RECORDED DATA
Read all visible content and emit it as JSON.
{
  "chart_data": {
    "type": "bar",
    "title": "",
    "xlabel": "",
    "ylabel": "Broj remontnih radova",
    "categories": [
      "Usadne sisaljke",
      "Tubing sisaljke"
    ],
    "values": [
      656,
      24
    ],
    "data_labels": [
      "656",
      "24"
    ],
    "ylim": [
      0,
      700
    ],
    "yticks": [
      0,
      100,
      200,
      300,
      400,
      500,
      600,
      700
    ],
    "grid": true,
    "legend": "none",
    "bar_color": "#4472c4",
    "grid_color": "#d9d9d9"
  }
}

INSTRUCTIONS FOR THE TASK
Copy all of the material word for word.

EXERCISE ANSWER
Read all visible content and emit it as JSON.
{
  "chart_data": {
    "type": "bar",
    "title": "",
    "xlabel": "",
    "ylabel": "Broj remontnih radova",
    "categories": [
      "Usadne sisaljke",
      "Tubing sisaljke"
    ],
    "values": [
      656,
      24
    ],
    "data_labels": [
      "656",
      "24"
    ],
    "ylim": [
      0,
      700
    ],
    "yticks": [
      0,
      100,
      200,
      300,
      400,
      500,
      600,
      700
    ],
    "grid": true,
    "legend": "none",
    "bar_color": "#4472c4",
    "grid_color": "#d9d9d9"
  }
}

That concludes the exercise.